# start of Dataset rows
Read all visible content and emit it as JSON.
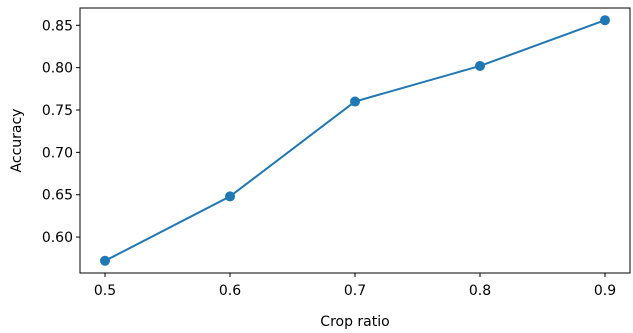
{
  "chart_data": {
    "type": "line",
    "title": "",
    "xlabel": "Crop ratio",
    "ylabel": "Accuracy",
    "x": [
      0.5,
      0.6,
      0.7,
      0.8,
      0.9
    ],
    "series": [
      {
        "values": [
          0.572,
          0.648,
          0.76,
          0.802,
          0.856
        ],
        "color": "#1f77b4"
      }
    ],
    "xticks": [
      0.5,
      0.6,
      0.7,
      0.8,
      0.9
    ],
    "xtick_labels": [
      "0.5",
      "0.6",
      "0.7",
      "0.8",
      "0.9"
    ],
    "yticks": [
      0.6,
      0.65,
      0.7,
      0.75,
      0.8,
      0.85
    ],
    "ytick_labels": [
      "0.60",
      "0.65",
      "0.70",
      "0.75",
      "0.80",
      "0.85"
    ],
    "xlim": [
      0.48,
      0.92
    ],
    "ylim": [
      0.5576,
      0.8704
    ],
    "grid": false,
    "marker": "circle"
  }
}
# end of Dataset rows
Omit the pictures. Transcribe every record exactly.

Read all visible content and emit it as JSON.
{
  "chart_data": {
    "type": "line",
    "title": "",
    "xlabel": "Crop ratio",
    "ylabel": "Accuracy",
    "x": [
      0.5,
      0.6,
      0.7,
      0.8,
      0.9
    ],
    "series": [
      {
        "values": [
          0.572,
          0.648,
          0.76,
          0.802,
          0.856
        ],
        "color": "#1f77b4"
      }
    ],
    "xticks": [
      0.5,
      0.6,
      0.7,
      0.8,
      0.9
    ],
    "xtick_labels": [
      "0.5",
      "0.6",
      "0.7",
      "0.8",
      "0.9"
    ],
    "yticks": [
      0.6,
      0.65,
      0.7,
      0.75,
      0.8,
      0.85
    ],
    "ytick_labels": [
      "0.60",
      "0.65",
      "0.70",
      "0.75",
      "0.80",
      "0.85"
    ],
    "xlim": [
      0.48,
      0.92
    ],
    "ylim": [
      0.5576,
      0.8704
    ],
    "grid": false,
    "marker": "circle"
  }
}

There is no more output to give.